Written task:
Lines containing the word "былъ" need to be counted. Please reply with how many there are, and nothing else.

Records from a collection:

-- START --

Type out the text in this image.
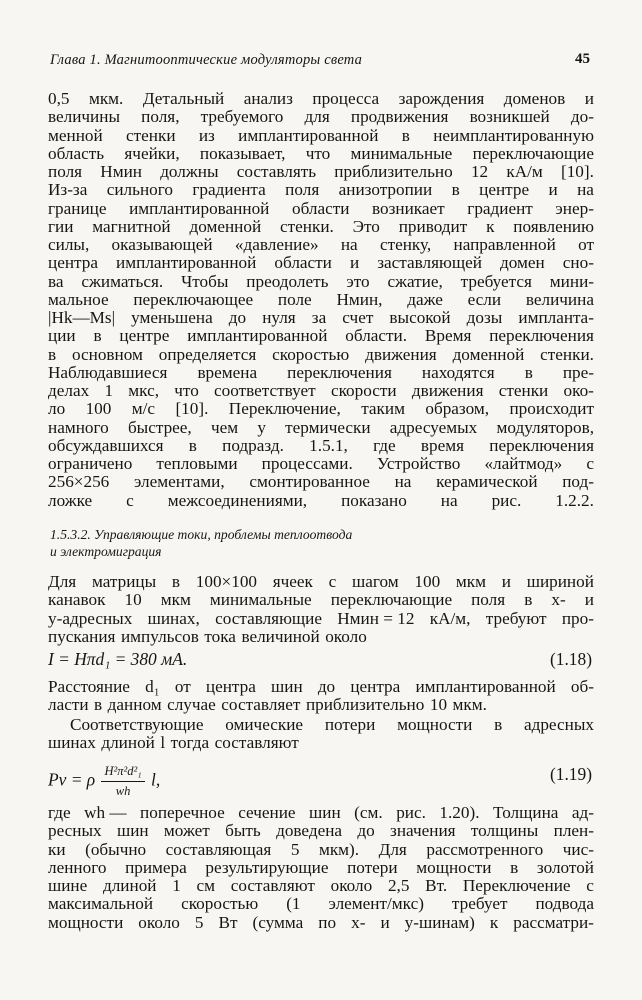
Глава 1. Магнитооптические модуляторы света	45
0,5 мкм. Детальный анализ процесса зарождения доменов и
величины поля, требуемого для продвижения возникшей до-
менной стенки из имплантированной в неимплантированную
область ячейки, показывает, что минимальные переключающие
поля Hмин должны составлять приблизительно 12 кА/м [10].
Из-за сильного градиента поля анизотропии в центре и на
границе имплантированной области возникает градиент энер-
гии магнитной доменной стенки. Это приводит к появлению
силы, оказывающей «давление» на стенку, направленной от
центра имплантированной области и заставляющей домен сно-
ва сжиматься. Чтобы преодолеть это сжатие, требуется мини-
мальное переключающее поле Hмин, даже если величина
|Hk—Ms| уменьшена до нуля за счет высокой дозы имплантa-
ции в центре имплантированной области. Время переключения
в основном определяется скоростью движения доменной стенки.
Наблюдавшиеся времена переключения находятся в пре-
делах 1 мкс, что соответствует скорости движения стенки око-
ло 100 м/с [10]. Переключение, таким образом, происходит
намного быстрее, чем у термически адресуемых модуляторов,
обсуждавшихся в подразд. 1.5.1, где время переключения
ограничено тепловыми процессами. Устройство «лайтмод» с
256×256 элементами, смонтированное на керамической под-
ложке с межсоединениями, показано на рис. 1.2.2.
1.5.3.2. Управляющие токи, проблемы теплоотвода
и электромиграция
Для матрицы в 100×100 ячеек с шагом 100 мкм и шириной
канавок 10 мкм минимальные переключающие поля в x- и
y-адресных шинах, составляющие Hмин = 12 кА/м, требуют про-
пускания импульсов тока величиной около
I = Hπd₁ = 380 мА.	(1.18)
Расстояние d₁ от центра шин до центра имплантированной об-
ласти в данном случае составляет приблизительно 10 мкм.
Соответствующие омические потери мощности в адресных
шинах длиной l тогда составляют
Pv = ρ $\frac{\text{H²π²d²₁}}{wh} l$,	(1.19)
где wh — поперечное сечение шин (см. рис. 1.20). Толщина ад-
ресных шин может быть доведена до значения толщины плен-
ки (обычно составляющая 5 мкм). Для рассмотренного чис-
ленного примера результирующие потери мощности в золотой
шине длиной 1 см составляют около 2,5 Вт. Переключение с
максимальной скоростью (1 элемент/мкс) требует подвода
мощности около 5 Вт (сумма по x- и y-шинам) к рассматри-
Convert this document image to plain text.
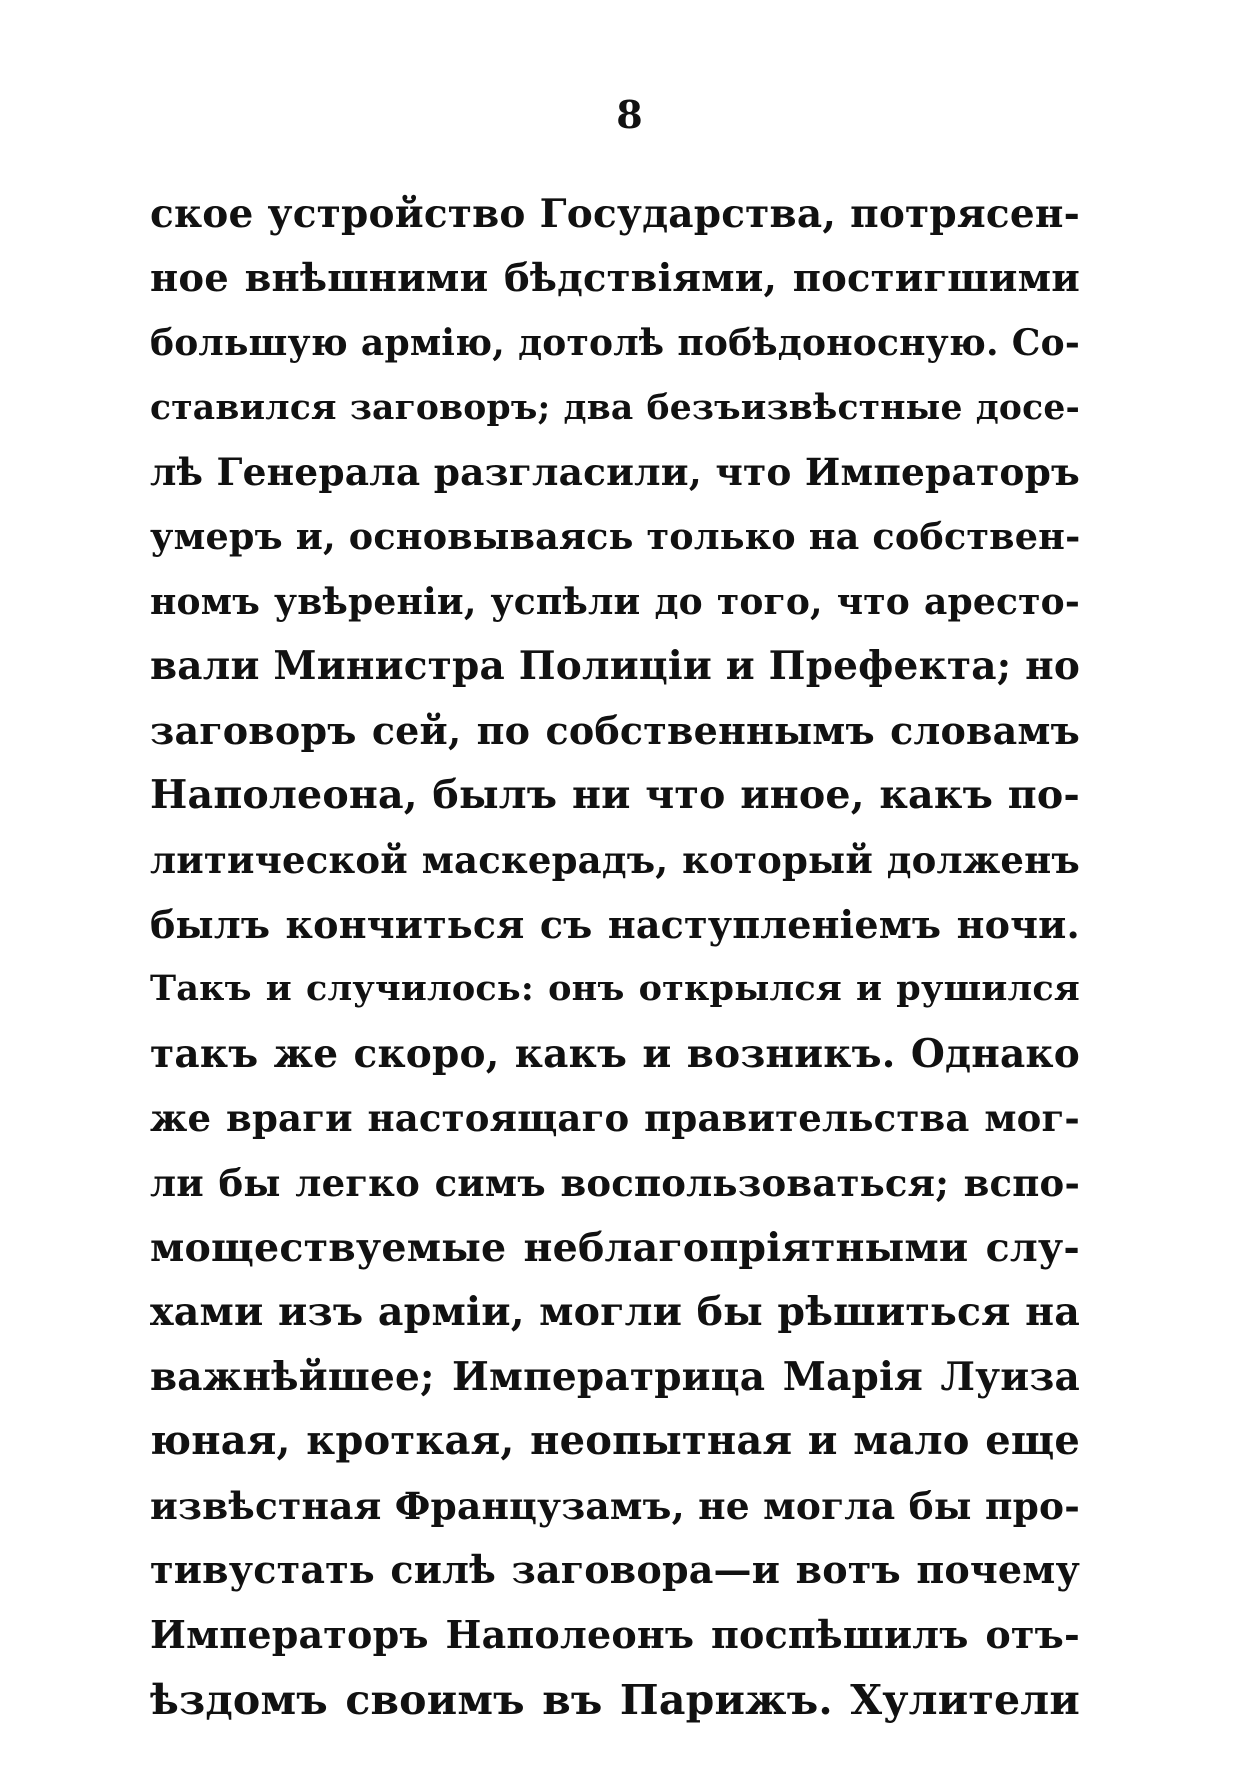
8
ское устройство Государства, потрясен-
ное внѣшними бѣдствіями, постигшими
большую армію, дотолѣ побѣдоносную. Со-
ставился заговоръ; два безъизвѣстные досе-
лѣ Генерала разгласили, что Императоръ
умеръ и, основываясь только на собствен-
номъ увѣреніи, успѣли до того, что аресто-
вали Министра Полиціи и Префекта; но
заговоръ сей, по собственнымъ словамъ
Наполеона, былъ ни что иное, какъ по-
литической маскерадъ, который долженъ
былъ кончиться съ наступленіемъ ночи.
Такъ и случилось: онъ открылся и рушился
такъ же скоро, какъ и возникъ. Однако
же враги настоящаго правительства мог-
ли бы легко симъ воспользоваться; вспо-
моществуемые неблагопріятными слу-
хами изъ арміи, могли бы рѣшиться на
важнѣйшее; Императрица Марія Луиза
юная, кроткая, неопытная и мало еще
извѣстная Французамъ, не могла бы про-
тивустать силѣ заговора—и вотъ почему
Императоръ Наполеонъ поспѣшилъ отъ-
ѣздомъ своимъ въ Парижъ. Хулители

-- END --

The reply:
2